→ **TASK OBJECTIVE**: Copy each line exactly. Leave nothing out.
══════════════════════════════
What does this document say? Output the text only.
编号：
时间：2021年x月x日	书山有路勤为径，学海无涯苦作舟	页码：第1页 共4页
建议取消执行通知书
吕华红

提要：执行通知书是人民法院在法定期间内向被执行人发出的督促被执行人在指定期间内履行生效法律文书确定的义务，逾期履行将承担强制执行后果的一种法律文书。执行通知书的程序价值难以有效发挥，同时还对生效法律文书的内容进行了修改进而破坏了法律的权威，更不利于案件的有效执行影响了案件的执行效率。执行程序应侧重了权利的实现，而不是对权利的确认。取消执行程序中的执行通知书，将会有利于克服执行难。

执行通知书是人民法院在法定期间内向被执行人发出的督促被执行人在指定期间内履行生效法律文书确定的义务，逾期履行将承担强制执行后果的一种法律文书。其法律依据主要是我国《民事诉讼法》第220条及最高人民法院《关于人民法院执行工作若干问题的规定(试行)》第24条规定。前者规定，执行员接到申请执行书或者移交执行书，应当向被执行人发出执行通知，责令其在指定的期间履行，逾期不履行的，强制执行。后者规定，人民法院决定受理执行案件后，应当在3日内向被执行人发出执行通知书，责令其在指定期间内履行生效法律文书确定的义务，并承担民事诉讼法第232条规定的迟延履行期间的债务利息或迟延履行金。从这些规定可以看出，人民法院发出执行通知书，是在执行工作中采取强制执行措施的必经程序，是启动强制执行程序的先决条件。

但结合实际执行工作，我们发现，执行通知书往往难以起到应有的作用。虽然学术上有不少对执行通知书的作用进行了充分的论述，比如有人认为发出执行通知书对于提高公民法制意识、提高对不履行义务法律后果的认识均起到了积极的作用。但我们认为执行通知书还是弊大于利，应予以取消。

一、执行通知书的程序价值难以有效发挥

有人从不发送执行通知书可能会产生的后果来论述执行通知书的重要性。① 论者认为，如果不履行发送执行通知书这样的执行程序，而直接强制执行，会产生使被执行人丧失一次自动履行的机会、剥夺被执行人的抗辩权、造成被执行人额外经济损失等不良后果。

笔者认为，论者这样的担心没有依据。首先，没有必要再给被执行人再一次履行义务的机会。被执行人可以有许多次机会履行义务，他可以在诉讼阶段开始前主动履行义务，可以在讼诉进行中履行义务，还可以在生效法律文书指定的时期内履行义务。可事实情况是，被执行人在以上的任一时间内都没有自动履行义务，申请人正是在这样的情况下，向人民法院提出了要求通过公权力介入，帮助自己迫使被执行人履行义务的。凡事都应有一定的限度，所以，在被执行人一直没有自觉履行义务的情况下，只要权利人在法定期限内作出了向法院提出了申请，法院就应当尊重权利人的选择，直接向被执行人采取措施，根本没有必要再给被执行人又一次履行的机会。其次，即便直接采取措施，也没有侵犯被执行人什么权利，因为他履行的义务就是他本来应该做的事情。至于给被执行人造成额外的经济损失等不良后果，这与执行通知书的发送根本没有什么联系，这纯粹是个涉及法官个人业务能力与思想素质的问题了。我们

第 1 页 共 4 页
══════════════════════════════
→ **SOLUTION TO THIS PROBLEM**:
What does this document say? Output the text only.
编号：
时间：2021年x月x日	书山有路勤为径，学海无涯苦作舟	页码：第1页 共4页
建议取消执行通知书
吕华红

提要：执行通知书是人民法院在法定期间内向被执行人发出的督促被执行人在指定期间内履行生效法律文书确定的义务，逾期履行将承担强制执行后果的一种法律文书。执行通知书的程序价值难以有效发挥，同时还对生效法律文书的内容进行了修改进而破坏了法律的权威，更不利于案件的有效执行影响了案件的执行效率。执行程序应侧重了权利的实现，而不是对权利的确认。取消执行程序中的执行通知书，将会有利于克服执行难。

执行通知书是人民法院在法定期间内向被执行人发出的督促被执行人在指定期间内履行生效法律文书确定的义务，逾期履行将承担强制执行后果的一种法律文书。其法律依据主要是我国《民事诉讼法》第220条及最高人民法院《关于人民法院执行工作若干问题的规定(试行)》第24条规定。前者规定，执行员接到申请执行书或者移交执行书，应当向被执行人发出执行通知，责令其在指定的期间履行，逾期不履行的，强制执行。后者规定，人民法院决定受理执行案件后，应当在3日内向被执行人发出执行通知书，责令其在指定期间内履行生效法律文书确定的义务，并承担民事诉讼法第232条规定的迟延履行期间的债务利息或迟延履行金。从这些规定可以看出，人民法院发出执行通知书，是在执行工作中采取强制执行措施的必经程序，是启动强制执行程序的先决条件。

但结合实际执行工作，我们发现，执行通知书往往难以起到应有的作用。虽然学术上有不少对执行通知书的作用进行了充分的论述，比如有人认为发出执行通知书对于提高公民法制意识、提高对不履行义务法律后果的认识均起到了积极的作用。但我们认为执行通知书还是弊大于利，应予以取消。

一、执行通知书的程序价值难以有效发挥

有人从不发送执行通知书可能会产生的后果来论述执行通知书的重要性。① 论者认为，如果不履行发送执行通知书这样的执行程序，而直接强制执行，会产生使被执行人丧失一次自动履行的机会、剥夺被执行人的抗辩权、造成被执行人额外经济损失等不良后果。

笔者认为，论者这样的担心没有依据。首先，没有必要再给被执行人再一次履行义务的机会。被执行人可以有许多次机会履行义务，他可以在诉讼阶段开始前主动履行义务，可以在讼诉进行中履行义务，还可以在生效法律文书指定的时期内履行义务。可事实情况是，被执行人在以上的任一时间内都没有自动履行义务，申请人正是在这样的情况下，向人民法院提出了要求通过公权力介入，帮助自己迫使被执行人履行义务的。凡事都应有一定的限度，所以，在被执行人一直没有自觉履行义务的情况下，只要权利人在法定期限内作出了向法院提出了申请，法院就应当尊重权利人的选择，直接向被执行人采取措施，根本没有必要再给被执行人又一次履行的机会。其次，即便直接采取措施，也没有侵犯被执行人什么权利，因为他履行的义务就是他本来应该做的事情。至于给被执行人造成额外的经济损失等不良后果，这与执行通知书的发送根本没有什么联系，这纯粹是个涉及法官个人业务能力与思想素质的问题了。我们

第 1 页 共 4 页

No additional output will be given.